Copy every line of the listing exactly.

++++ RECORD EXTRACTS ++++

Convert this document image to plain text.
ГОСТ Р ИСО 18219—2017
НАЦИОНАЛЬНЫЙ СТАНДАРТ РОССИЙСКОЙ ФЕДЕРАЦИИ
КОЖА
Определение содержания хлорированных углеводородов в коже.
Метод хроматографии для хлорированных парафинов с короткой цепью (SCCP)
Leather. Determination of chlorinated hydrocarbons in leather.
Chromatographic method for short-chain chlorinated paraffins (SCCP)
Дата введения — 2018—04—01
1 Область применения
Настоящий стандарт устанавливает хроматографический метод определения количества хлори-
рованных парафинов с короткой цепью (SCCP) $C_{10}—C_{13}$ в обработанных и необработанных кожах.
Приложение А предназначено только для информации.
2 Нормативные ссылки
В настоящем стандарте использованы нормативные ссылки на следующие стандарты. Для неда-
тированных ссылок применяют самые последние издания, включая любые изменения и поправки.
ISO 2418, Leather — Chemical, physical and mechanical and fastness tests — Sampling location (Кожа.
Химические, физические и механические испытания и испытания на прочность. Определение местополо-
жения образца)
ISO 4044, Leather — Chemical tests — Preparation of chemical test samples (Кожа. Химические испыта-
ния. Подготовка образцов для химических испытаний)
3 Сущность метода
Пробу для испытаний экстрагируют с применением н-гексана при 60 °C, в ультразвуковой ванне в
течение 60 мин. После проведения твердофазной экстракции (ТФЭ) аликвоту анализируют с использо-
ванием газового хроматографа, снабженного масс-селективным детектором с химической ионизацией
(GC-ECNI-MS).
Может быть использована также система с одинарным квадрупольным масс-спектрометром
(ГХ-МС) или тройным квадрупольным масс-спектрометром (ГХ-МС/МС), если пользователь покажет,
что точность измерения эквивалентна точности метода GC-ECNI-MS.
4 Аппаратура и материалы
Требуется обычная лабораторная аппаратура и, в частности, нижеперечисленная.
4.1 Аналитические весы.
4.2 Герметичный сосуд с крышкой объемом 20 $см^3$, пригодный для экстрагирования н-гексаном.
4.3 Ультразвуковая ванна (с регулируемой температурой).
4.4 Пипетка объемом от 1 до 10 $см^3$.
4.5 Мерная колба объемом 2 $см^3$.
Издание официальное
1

++++

* **THE ANSWER**:
Convert this document image to plain text.
ГОСТ Р ИСО 18219—2017
НАЦИОНАЛЬНЫЙ СТАНДАРТ РОССИЙСКОЙ ФЕДЕРАЦИИ
КОЖА
Определение содержания хлорированных углеводородов в коже.
Метод хроматографии для хлорированных парафинов с короткой цепью (SCCP)
Leather. Determination of chlorinated hydrocarbons in leather.
Chromatographic method for short-chain chlorinated paraffins (SCCP)
Дата введения — 2018—04—01
1 Область применения
Настоящий стандарт устанавливает хроматографический метод определения количества хлори-
рованных парафинов с короткой цепью (SCCP) $C_{10}—C_{13}$ в обработанных и необработанных кожах.
Приложение А предназначено только для информации.
2 Нормативные ссылки
В настоящем стандарте использованы нормативные ссылки на следующие стандарты. Для неда-
тированных ссылок применяют самые последние издания, включая любые изменения и поправки.
ISO 2418, Leather — Chemical, physical and mechanical and fastness tests — Sampling location (Кожа.
Химические, физические и механические испытания и испытания на прочность. Определение местополо-
жения образца)
ISO 4044, Leather — Chemical tests — Preparation of chemical test samples (Кожа. Химические испыта-
ния. Подготовка образцов для химических испытаний)
3 Сущность метода
Пробу для испытаний экстрагируют с применением н-гексана при 60 °C, в ультразвуковой ванне в
течение 60 мин. После проведения твердофазной экстракции (ТФЭ) аликвоту анализируют с использо-
ванием газового хроматографа, снабженного масс-селективным детектором с химической ионизацией
(GC-ECNI-MS).
Может быть использована также система с одинарным квадрупольным масс-спектрометром
(ГХ-МС) или тройным квадрупольным масс-спектрометром (ГХ-МС/МС), если пользователь покажет,
что точность измерения эквивалентна точности метода GC-ECNI-MS.
4 Аппаратура и материалы
Требуется обычная лабораторная аппаратура и, в частности, нижеперечисленная.
4.1 Аналитические весы.
4.2 Герметичный сосуд с крышкой объемом 20 $см^3$, пригодный для экстрагирования н-гексаном.
4.3 Ультразвуковая ванна (с регулируемой температурой).
4.4 Пипетка объемом от 1 до 10 $см^3$.
4.5 Мерная колба объемом 2 $см^3$.
Издание официальное
1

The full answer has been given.